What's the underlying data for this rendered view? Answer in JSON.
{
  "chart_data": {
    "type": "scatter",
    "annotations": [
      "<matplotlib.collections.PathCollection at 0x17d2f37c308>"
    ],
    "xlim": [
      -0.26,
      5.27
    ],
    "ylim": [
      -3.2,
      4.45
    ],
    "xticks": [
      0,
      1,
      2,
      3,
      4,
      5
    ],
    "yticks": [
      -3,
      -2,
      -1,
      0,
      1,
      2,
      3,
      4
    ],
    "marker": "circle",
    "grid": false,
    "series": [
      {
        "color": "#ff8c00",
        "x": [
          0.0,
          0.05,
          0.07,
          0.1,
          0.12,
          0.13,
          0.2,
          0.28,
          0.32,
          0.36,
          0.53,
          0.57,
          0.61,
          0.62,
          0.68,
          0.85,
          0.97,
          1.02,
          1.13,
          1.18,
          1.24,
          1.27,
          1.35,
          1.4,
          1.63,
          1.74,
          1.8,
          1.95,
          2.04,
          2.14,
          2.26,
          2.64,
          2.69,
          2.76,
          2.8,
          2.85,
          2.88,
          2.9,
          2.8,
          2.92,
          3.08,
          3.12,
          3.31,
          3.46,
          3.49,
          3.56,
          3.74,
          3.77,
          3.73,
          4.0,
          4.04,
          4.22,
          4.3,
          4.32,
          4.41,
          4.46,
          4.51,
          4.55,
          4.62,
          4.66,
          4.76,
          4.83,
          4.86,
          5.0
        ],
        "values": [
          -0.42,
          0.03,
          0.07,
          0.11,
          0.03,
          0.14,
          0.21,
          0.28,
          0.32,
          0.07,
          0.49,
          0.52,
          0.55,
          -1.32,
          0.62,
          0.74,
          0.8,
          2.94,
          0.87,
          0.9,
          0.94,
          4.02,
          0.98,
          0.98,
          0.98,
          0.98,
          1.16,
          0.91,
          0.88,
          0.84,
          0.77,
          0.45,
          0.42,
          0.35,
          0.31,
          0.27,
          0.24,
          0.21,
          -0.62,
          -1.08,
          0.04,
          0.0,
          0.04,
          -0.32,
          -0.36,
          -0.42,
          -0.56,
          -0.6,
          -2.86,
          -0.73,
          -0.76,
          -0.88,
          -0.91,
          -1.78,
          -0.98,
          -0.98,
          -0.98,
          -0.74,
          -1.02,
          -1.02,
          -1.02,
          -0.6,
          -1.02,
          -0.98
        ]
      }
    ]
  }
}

********

= WHAT YOU NEED TO DO =
From the listing above, reproduce all the lines exactly.

= WRITTEN RESPONSE =
What's the underlying data for this rendered view? Answer in JSON.
{
  "chart_data": {
    "type": "scatter",
    "annotations": [
      "<matplotlib.collections.PathCollection at 0x17d2f37c308>"
    ],
    "xlim": [
      -0.26,
      5.27
    ],
    "ylim": [
      -3.2,
      4.45
    ],
    "xticks": [
      0,
      1,
      2,
      3,
      4,
      5
    ],
    "yticks": [
      -3,
      -2,
      -1,
      0,
      1,
      2,
      3,
      4
    ],
    "marker": "circle",
    "grid": false,
    "series": [
      {
        "color": "#ff8c00",
        "x": [
          0.0,
          0.05,
          0.07,
          0.1,
          0.12,
          0.13,
          0.2,
          0.28,
          0.32,
          0.36,
          0.53,
          0.57,
          0.61,
          0.62,
          0.68,
          0.85,
          0.97,
          1.02,
          1.13,
          1.18,
          1.24,
          1.27,
          1.35,
          1.4,
          1.63,
          1.74,
          1.8,
          1.95,
          2.04,
          2.14,
          2.26,
          2.64,
          2.69,
          2.76,
          2.8,
          2.85,
          2.88,
          2.9,
          2.8,
          2.92,
          3.08,
          3.12,
          3.31,
          3.46,
          3.49,
          3.56,
          3.74,
          3.77,
          3.73,
          4.0,
          4.04,
          4.22,
          4.3,
          4.32,
          4.41,
          4.46,
          4.51,
          4.55,
          4.62,
          4.66,
          4.76,
          4.83,
          4.86,
          5.0
        ],
        "values": [
          -0.42,
          0.03,
          0.07,
          0.11,
          0.03,
          0.14,
          0.21,
          0.28,
          0.32,
          0.07,
          0.49,
          0.52,
          0.55,
          -1.32,
          0.62,
          0.74,
          0.8,
          2.94,
          0.87,
          0.9,
          0.94,
          4.02,
          0.98,
          0.98,
          0.98,
          0.98,
          1.16,
          0.91,
          0.88,
          0.84,
          0.77,
          0.45,
          0.42,
          0.35,
          0.31,
          0.27,
          0.24,
          0.21,
          -0.62,
          -1.08,
          0.04,
          0.0,
          0.04,
          -0.32,
          -0.36,
          -0.42,
          -0.56,
          -0.6,
          -2.86,
          -0.73,
          -0.76,
          -0.88,
          -0.91,
          -1.78,
          -0.98,
          -0.98,
          -0.98,
          -0.74,
          -1.02,
          -1.02,
          -1.02,
          -0.6,
          -1.02,
          -0.98
        ]
      }
    ]
  }
}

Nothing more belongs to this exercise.